Copy out the listing that follows, exactly, without its pictures.
━━━━━━━━━━━━━━━━━━━━
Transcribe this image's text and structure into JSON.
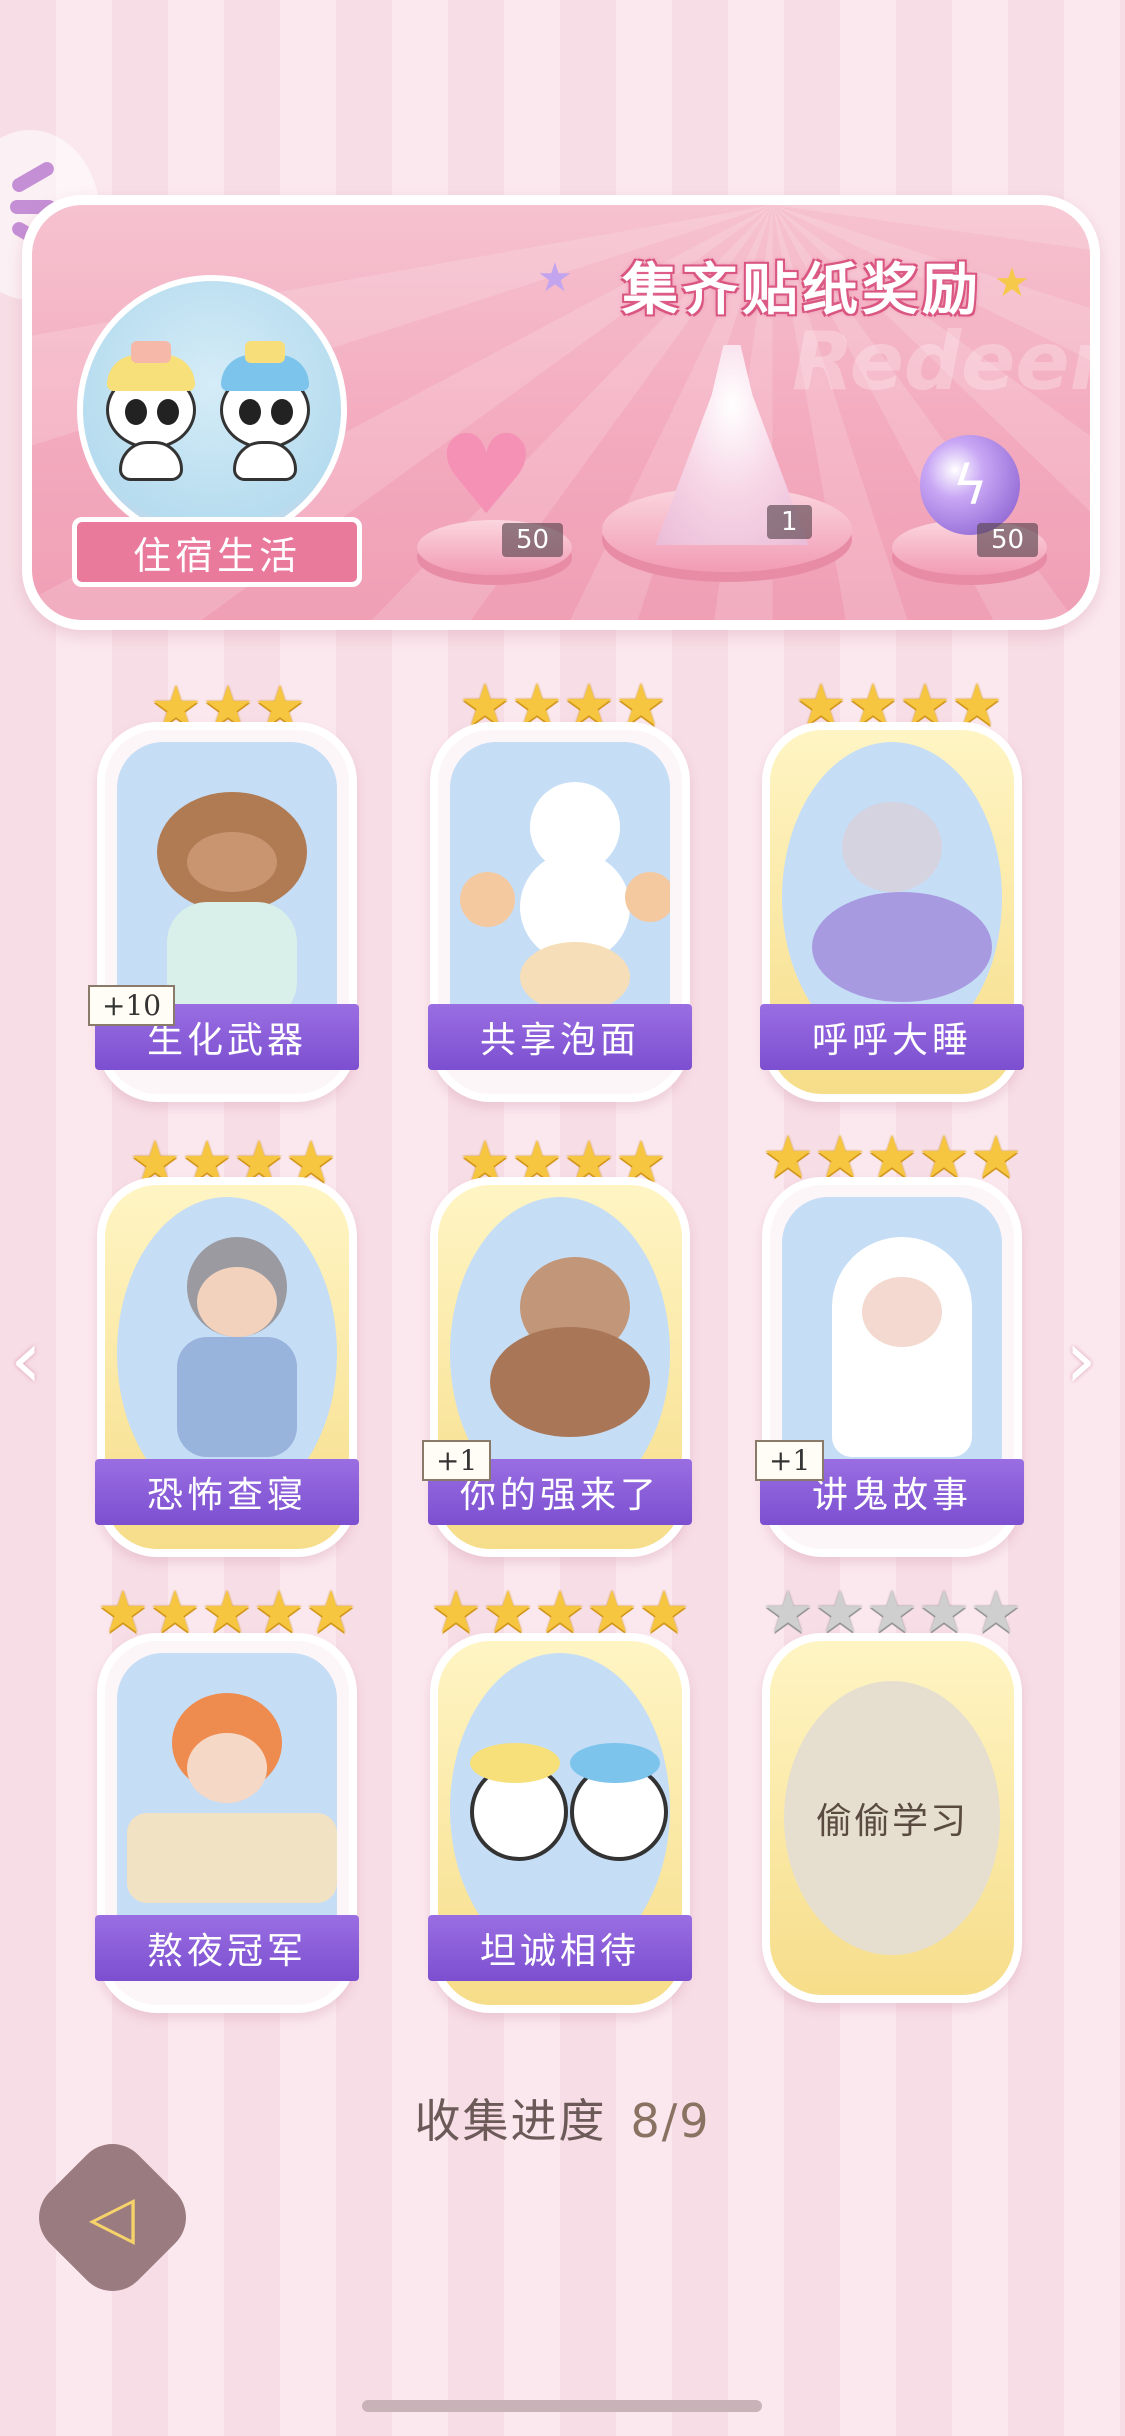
{
  "banner": {
    "title": "集齐贴纸奖励",
    "watermark": "Redeem",
    "theme_label": "住宿生活",
    "rewards": [
      {
        "icon": "heart-gem-icon",
        "count": "50"
      },
      {
        "icon": "dress-outfit-icon",
        "count": "1"
      },
      {
        "icon": "energy-orb-icon",
        "count": "50"
      }
    ]
  },
  "stickers": [
    {
      "label": "生化武器",
      "stars": 3,
      "frame": "silver",
      "bonus": "+10",
      "collected": true,
      "art": "capybara"
    },
    {
      "label": "共享泡面",
      "stars": 4,
      "frame": "silver",
      "bonus": "",
      "collected": true,
      "art": "bunny-noodles"
    },
    {
      "label": "呼呼大睡",
      "stars": 4,
      "frame": "gold",
      "bonus": "",
      "collected": true,
      "art": "sleeping-boy"
    },
    {
      "label": "恐怖查寝",
      "stars": 4,
      "frame": "gold",
      "bonus": "",
      "collected": true,
      "art": "dorm-auntie"
    },
    {
      "label": "你的强来了",
      "stars": 4,
      "frame": "gold",
      "bonus": "+1",
      "collected": true,
      "art": "cockroach"
    },
    {
      "label": "讲鬼故事",
      "stars": 5,
      "frame": "silver",
      "bonus": "+1",
      "collected": true,
      "art": "ghost-boy"
    },
    {
      "label": "熬夜冠军",
      "stars": 5,
      "frame": "silver",
      "bonus": "",
      "collected": true,
      "art": "late-night-boy"
    },
    {
      "label": "坦诚相待",
      "stars": 5,
      "frame": "gold",
      "bonus": "",
      "collected": true,
      "art": "pandas-bath"
    },
    {
      "label": "偷偷学习",
      "stars": 5,
      "frame": "locked",
      "bonus": "",
      "collected": false,
      "art": ""
    }
  ],
  "progress": {
    "label": "收集进度",
    "value": "8/9"
  },
  "nav": {
    "prev_icon": "chevron-left-icon",
    "next_icon": "chevron-right-icon",
    "back_icon": "back-arrow-icon"
  },
  "colors": {
    "accent_purple": "#7c4fd0",
    "banner_pink": "#f3a9bd",
    "gold_star": "#f7c640"
  }
}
━━━━━━━━━━━━━━━━━━━━
# Completed task:
Transcribe this image's text and structure into JSON.
{
  "banner": {
    "title": "集齐贴纸奖励",
    "watermark": "Redeem",
    "theme_label": "住宿生活",
    "rewards": [
      {
        "icon": "heart-gem-icon",
        "count": "50"
      },
      {
        "icon": "dress-outfit-icon",
        "count": "1"
      },
      {
        "icon": "energy-orb-icon",
        "count": "50"
      }
    ]
  },
  "stickers": [
    {
      "label": "生化武器",
      "stars": 3,
      "frame": "silver",
      "bonus": "+10",
      "collected": true,
      "art": "capybara"
    },
    {
      "label": "共享泡面",
      "stars": 4,
      "frame": "silver",
      "bonus": "",
      "collected": true,
      "art": "bunny-noodles"
    },
    {
      "label": "呼呼大睡",
      "stars": 4,
      "frame": "gold",
      "bonus": "",
      "collected": true,
      "art": "sleeping-boy"
    },
    {
      "label": "恐怖查寝",
      "stars": 4,
      "frame": "gold",
      "bonus": "",
      "collected": true,
      "art": "dorm-auntie"
    },
    {
      "label": "你的强来了",
      "stars": 4,
      "frame": "gold",
      "bonus": "+1",
      "collected": true,
      "art": "cockroach"
    },
    {
      "label": "讲鬼故事",
      "stars": 5,
      "frame": "silver",
      "bonus": "+1",
      "collected": true,
      "art": "ghost-boy"
    },
    {
      "label": "熬夜冠军",
      "stars": 5,
      "frame": "silver",
      "bonus": "",
      "collected": true,
      "art": "late-night-boy"
    },
    {
      "label": "坦诚相待",
      "stars": 5,
      "frame": "gold",
      "bonus": "",
      "collected": true,
      "art": "pandas-bath"
    },
    {
      "label": "偷偷学习",
      "stars": 5,
      "frame": "locked",
      "bonus": "",
      "collected": false,
      "art": ""
    }
  ],
  "progress": {
    "label": "收集进度",
    "value": "8/9"
  },
  "nav": {
    "prev_icon": "chevron-left-icon",
    "next_icon": "chevron-right-icon",
    "back_icon": "back-arrow-icon"
  },
  "colors": {
    "accent_purple": "#7c4fd0",
    "banner_pink": "#f3a9bd",
    "gold_star": "#f7c640"
  }
}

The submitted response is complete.